◆ MATERIAL TO PROCESS ◆
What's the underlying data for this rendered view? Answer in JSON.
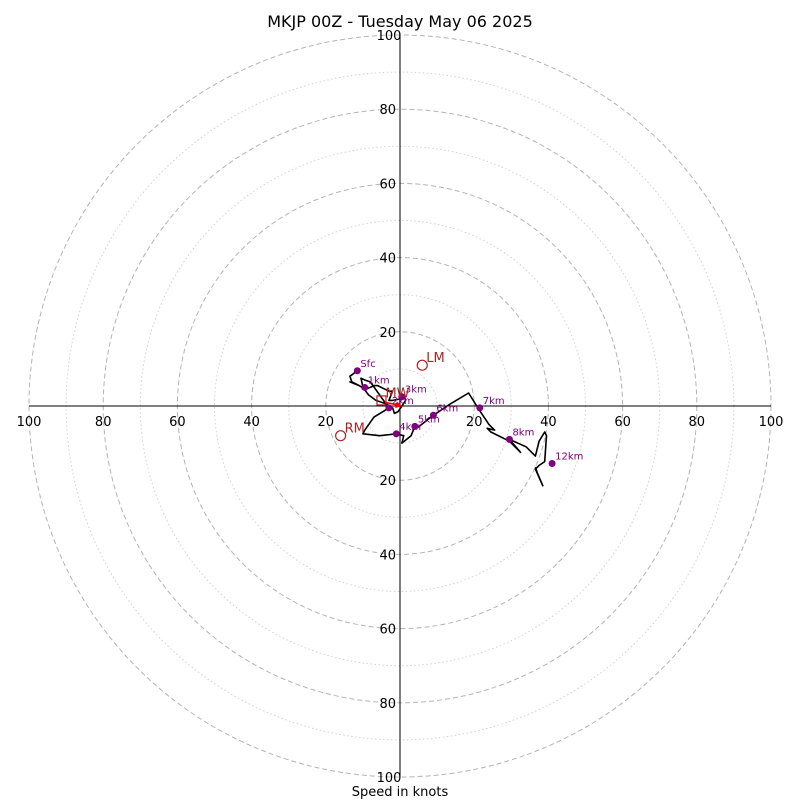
{
  "chart_data": {
    "type": "hodograph",
    "title": "MKJP 00Z - Tuesday May 06 2025",
    "xlabel": "Speed in knots",
    "ring_max": 100,
    "major_rings": [
      20,
      40,
      60,
      80,
      100
    ],
    "minor_rings": [
      10,
      30,
      50,
      70,
      90
    ],
    "tick_labels": [
      "20",
      "40",
      "60",
      "80",
      "100"
    ],
    "grid": true,
    "colors": {
      "trace": "#000000",
      "height_marker": "#800080",
      "motion_marker": "#b22222",
      "mean_wind_arrow": "#ff0000",
      "major_ring": "#b4b4b4",
      "minor_ring": "#d2d2d2",
      "axes": "#000000"
    },
    "trace": [
      [
        -11.5,
        9.5
      ],
      [
        -13.5,
        8.0
      ],
      [
        -13.0,
        6.5
      ],
      [
        -11.0,
        5.5
      ],
      [
        -13.5,
        6.5
      ],
      [
        -11.0,
        5.5
      ],
      [
        -9.5,
        4.5
      ],
      [
        -8.0,
        5.0
      ],
      [
        -7.0,
        5.5
      ],
      [
        -6.0,
        5.5
      ],
      [
        -3.0,
        4.0
      ],
      [
        -2.0,
        4.0
      ],
      [
        -3.0,
        1.5
      ],
      [
        -2.0,
        1.5
      ],
      [
        0.5,
        2.0
      ],
      [
        1.0,
        3.0
      ],
      [
        1.5,
        1.5
      ],
      [
        0.5,
        0.0
      ],
      [
        -0.5,
        -1.5
      ],
      [
        -1.5,
        -2.0
      ],
      [
        -2.0,
        -0.5
      ],
      [
        -3.0,
        0.0
      ],
      [
        -3.5,
        0.5
      ],
      [
        -6.5,
        1.5
      ],
      [
        -8.5,
        3.0
      ],
      [
        -10.0,
        5.0
      ],
      [
        -10.5,
        7.5
      ],
      [
        -9.5,
        7.0
      ],
      [
        -8.0,
        6.5
      ],
      [
        -3.0,
        -0.5
      ],
      [
        -7.0,
        -3.0
      ],
      [
        -9.5,
        -6.5
      ],
      [
        -10.0,
        -7.5
      ],
      [
        -5.5,
        -8.0
      ],
      [
        -1.0,
        -7.5
      ],
      [
        1.0,
        -8.0
      ],
      [
        0.5,
        -10.0
      ],
      [
        3.0,
        -8.0
      ],
      [
        4.0,
        -5.5
      ],
      [
        4.5,
        -6.0
      ],
      [
        9.0,
        -2.5
      ],
      [
        13.5,
        0.5
      ],
      [
        18.5,
        3.5
      ],
      [
        21.0,
        -0.5
      ],
      [
        24.0,
        -5.0
      ],
      [
        25.5,
        -6.5
      ],
      [
        23.5,
        -6.0
      ],
      [
        24.5,
        -7.0
      ],
      [
        29.5,
        -9.5
      ],
      [
        32.5,
        -12.5
      ],
      [
        29.5,
        -9.0
      ],
      [
        34.0,
        -11.0
      ],
      [
        36.5,
        -13.5
      ],
      [
        37.5,
        -9.5
      ],
      [
        39.0,
        -7.0
      ],
      [
        39.5,
        -8.0
      ],
      [
        39.0,
        -15.0
      ],
      [
        37.5,
        -16.0
      ],
      [
        36.5,
        -17.0
      ],
      [
        38.5,
        -21.5
      ],
      [
        37.0,
        -18.0
      ],
      [
        36.5,
        -16.5
      ]
    ],
    "height_markers": [
      {
        "label": "Sfc",
        "u": -11.5,
        "v": 9.5
      },
      {
        "label": "1km",
        "u": -9.5,
        "v": 5.0
      },
      {
        "label": "2km",
        "u": -3.0,
        "v": -0.5
      },
      {
        "label": "3km",
        "u": 0.5,
        "v": 2.5
      },
      {
        "label": "4km",
        "u": -1.0,
        "v": -7.5
      },
      {
        "label": "5km",
        "u": 4.0,
        "v": -5.5
      },
      {
        "label": "6km",
        "u": 9.0,
        "v": -2.5
      },
      {
        "label": "7km",
        "u": 21.5,
        "v": -0.5
      },
      {
        "label": "8km",
        "u": 29.5,
        "v": -9.0
      },
      {
        "label": "12km",
        "u": 41.0,
        "v": -15.5
      }
    ],
    "storm_motions": [
      {
        "label": "LM",
        "u": 6.0,
        "v": 11.0
      },
      {
        "label": "RM",
        "u": -16.0,
        "v": -8.0
      }
    ],
    "mean_wind": {
      "label": "MW",
      "u": -5.0,
      "v": 1.5
    },
    "mean_wind_arrow": {
      "from": [
        -4.0,
        1.0
      ],
      "to": [
        0.5,
        0.0
      ]
    }
  }
}
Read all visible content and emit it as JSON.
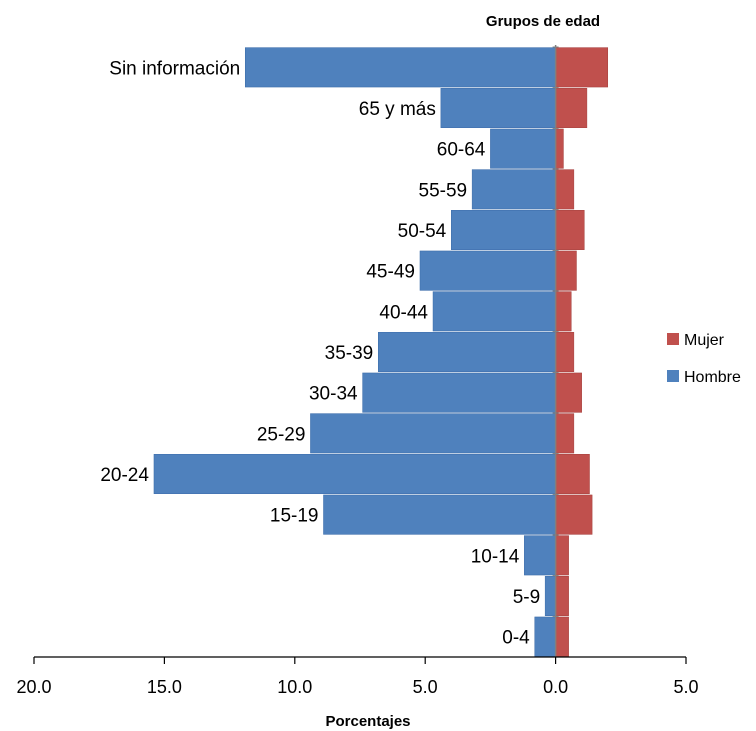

◆ WRITTEN REQUEST ◆
Reproduce each line of the records exactly, and omit every picture.

◆ RESPONSE TO THIS EXERCISE ◆
What's the underlying data for this rendered view? Answer in JSON.
{
  "chart_data": {
    "type": "hodograph",
    "title": "MKJP 00Z - Tuesday May 06 2025",
    "xlabel": "Speed in knots",
    "ring_max": 100,
    "major_rings": [
      20,
      40,
      60,
      80,
      100
    ],
    "minor_rings": [
      10,
      30,
      50,
      70,
      90
    ],
    "tick_labels": [
      "20",
      "40",
      "60",
      "80",
      "100"
    ],
    "grid": true,
    "colors": {
      "trace": "#000000",
      "height_marker": "#800080",
      "motion_marker": "#b22222",
      "mean_wind_arrow": "#ff0000",
      "major_ring": "#b4b4b4",
      "minor_ring": "#d2d2d2",
      "axes": "#000000"
    },
    "trace": [
      [
        -11.5,
        9.5
      ],
      [
        -13.5,
        8.0
      ],
      [
        -13.0,
        6.5
      ],
      [
        -11.0,
        5.5
      ],
      [
        -13.5,
        6.5
      ],
      [
        -11.0,
        5.5
      ],
      [
        -9.5,
        4.5
      ],
      [
        -8.0,
        5.0
      ],
      [
        -7.0,
        5.5
      ],
      [
        -6.0,
        5.5
      ],
      [
        -3.0,
        4.0
      ],
      [
        -2.0,
        4.0
      ],
      [
        -3.0,
        1.5
      ],
      [
        -2.0,
        1.5
      ],
      [
        0.5,
        2.0
      ],
      [
        1.0,
        3.0
      ],
      [
        1.5,
        1.5
      ],
      [
        0.5,
        0.0
      ],
      [
        -0.5,
        -1.5
      ],
      [
        -1.5,
        -2.0
      ],
      [
        -2.0,
        -0.5
      ],
      [
        -3.0,
        0.0
      ],
      [
        -3.5,
        0.5
      ],
      [
        -6.5,
        1.5
      ],
      [
        -8.5,
        3.0
      ],
      [
        -10.0,
        5.0
      ],
      [
        -10.5,
        7.5
      ],
      [
        -9.5,
        7.0
      ],
      [
        -8.0,
        6.5
      ],
      [
        -3.0,
        -0.5
      ],
      [
        -7.0,
        -3.0
      ],
      [
        -9.5,
        -6.5
      ],
      [
        -10.0,
        -7.5
      ],
      [
        -5.5,
        -8.0
      ],
      [
        -1.0,
        -7.5
      ],
      [
        1.0,
        -8.0
      ],
      [
        0.5,
        -10.0
      ],
      [
        3.0,
        -8.0
      ],
      [
        4.0,
        -5.5
      ],
      [
        4.5,
        -6.0
      ],
      [
        9.0,
        -2.5
      ],
      [
        13.5,
        0.5
      ],
      [
        18.5,
        3.5
      ],
      [
        21.0,
        -0.5
      ],
      [
        24.0,
        -5.0
      ],
      [
        25.5,
        -6.5
      ],
      [
        23.5,
        -6.0
      ],
      [
        24.5,
        -7.0
      ],
      [
        29.5,
        -9.5
      ],
      [
        32.5,
        -12.5
      ],
      [
        29.5,
        -9.0
      ],
      [
        34.0,
        -11.0
      ],
      [
        36.5,
        -13.5
      ],
      [
        37.5,
        -9.5
      ],
      [
        39.0,
        -7.0
      ],
      [
        39.5,
        -8.0
      ],
      [
        39.0,
        -15.0
      ],
      [
        37.5,
        -16.0
      ],
      [
        36.5,
        -17.0
      ],
      [
        38.5,
        -21.5
      ],
      [
        37.0,
        -18.0
      ],
      [
        36.5,
        -16.5
      ]
    ],
    "height_markers": [
      {
        "label": "Sfc",
        "u": -11.5,
        "v": 9.5
      },
      {
        "label": "1km",
        "u": -9.5,
        "v": 5.0
      },
      {
        "label": "2km",
        "u": -3.0,
        "v": -0.5
      },
      {
        "label": "3km",
        "u": 0.5,
        "v": 2.5
      },
      {
        "label": "4km",
        "u": -1.0,
        "v": -7.5
      },
      {
        "label": "5km",
        "u": 4.0,
        "v": -5.5
      },
      {
        "label": "6km",
        "u": 9.0,
        "v": -2.5
      },
      {
        "label": "7km",
        "u": 21.5,
        "v": -0.5
      },
      {
        "label": "8km",
        "u": 29.5,
        "v": -9.0
      },
      {
        "label": "12km",
        "u": 41.0,
        "v": -15.5
      }
    ],
    "storm_motions": [
      {
        "label": "LM",
        "u": 6.0,
        "v": 11.0
      },
      {
        "label": "RM",
        "u": -16.0,
        "v": -8.0
      }
    ],
    "mean_wind": {
      "label": "MW",
      "u": -5.0,
      "v": 1.5
    },
    "mean_wind_arrow": {
      "from": [
        -4.0,
        1.0
      ],
      "to": [
        0.5,
        0.0
      ]
    }
  }
}
Read all visible content and emit it as JSON.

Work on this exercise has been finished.